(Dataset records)
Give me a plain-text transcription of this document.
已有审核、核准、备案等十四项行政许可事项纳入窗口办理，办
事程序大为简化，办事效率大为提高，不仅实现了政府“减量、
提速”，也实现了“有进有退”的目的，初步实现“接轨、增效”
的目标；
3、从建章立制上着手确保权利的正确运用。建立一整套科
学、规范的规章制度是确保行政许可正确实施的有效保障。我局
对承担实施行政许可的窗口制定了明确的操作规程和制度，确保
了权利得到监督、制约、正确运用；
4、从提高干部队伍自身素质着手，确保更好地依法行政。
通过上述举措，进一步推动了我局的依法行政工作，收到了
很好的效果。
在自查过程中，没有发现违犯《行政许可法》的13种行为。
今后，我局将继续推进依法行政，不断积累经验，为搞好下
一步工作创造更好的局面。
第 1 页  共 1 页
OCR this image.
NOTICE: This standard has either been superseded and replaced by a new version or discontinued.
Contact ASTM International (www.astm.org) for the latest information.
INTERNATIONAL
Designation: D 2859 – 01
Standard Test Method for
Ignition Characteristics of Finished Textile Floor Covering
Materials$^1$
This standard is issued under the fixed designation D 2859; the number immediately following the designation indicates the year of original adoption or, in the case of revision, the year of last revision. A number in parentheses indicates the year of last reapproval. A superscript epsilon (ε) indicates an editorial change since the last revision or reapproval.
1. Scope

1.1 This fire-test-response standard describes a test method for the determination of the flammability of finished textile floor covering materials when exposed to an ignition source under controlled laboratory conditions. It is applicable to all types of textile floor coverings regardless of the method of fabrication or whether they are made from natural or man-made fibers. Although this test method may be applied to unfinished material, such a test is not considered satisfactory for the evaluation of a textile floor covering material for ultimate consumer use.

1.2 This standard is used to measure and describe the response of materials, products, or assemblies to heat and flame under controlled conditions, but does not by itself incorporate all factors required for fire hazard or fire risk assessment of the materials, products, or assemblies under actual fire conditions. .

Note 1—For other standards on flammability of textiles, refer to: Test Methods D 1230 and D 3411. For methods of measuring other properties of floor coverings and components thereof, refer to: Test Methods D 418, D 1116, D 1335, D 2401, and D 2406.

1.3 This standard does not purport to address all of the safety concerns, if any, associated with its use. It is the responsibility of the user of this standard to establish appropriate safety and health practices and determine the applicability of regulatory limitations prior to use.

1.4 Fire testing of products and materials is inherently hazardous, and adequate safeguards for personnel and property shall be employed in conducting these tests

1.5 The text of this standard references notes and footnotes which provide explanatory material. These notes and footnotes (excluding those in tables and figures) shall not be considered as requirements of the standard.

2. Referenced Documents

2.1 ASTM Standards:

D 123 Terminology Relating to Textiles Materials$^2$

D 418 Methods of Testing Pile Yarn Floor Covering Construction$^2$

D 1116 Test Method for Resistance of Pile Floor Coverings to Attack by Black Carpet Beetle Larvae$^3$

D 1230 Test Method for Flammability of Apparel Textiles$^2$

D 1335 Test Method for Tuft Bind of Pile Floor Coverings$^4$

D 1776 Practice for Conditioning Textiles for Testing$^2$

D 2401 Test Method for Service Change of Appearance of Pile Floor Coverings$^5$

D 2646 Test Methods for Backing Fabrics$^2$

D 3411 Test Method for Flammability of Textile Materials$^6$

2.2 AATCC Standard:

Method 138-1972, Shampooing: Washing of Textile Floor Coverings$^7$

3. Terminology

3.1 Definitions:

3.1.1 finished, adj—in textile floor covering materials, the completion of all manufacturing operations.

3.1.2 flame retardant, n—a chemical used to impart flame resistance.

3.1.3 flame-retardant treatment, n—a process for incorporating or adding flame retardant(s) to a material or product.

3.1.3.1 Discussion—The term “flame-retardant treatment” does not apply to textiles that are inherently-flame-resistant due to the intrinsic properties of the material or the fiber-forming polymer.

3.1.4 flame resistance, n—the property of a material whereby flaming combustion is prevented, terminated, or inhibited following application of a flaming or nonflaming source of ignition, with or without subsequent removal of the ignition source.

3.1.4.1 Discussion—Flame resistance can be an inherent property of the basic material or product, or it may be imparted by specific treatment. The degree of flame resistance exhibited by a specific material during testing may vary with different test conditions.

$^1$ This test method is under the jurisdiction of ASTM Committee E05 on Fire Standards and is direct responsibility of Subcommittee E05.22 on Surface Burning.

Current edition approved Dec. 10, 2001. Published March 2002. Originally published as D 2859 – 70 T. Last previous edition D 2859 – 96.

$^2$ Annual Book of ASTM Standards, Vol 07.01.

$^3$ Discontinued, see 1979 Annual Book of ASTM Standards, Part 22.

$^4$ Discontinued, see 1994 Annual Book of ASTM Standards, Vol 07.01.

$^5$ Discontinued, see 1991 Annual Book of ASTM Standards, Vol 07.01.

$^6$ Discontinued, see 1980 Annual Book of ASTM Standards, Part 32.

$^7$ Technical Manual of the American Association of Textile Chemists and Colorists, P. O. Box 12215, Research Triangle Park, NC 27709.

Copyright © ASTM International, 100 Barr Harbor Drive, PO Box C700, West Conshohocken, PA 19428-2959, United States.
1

**Problem to solve**
Find all lines with "controlled" in them and copy each one.

**Reply to the exercise**
1.1 This fire-test-response standard describes a test method for the determination of the flammability of finished textile floor covering materials when exposed to an ignition source under controlled laboratory conditions. It is applicable to all types of textile floor coverings regardless of the method of fabrication or whether they are made from natural or man-made fibers. Although this test method may be applied to unfinished material, such a test is not considered satisfactory for the evaluation of a textile floor covering material for ultimate consumer use.
1.2 This standard is used to measure and describe the response of materials, products, or assemblies to heat and flame under controlled conditions, but does not by itself incorporate all factors required for fire hazard or fire risk assessment of the materials, products, or assemblies under actual fire conditions. .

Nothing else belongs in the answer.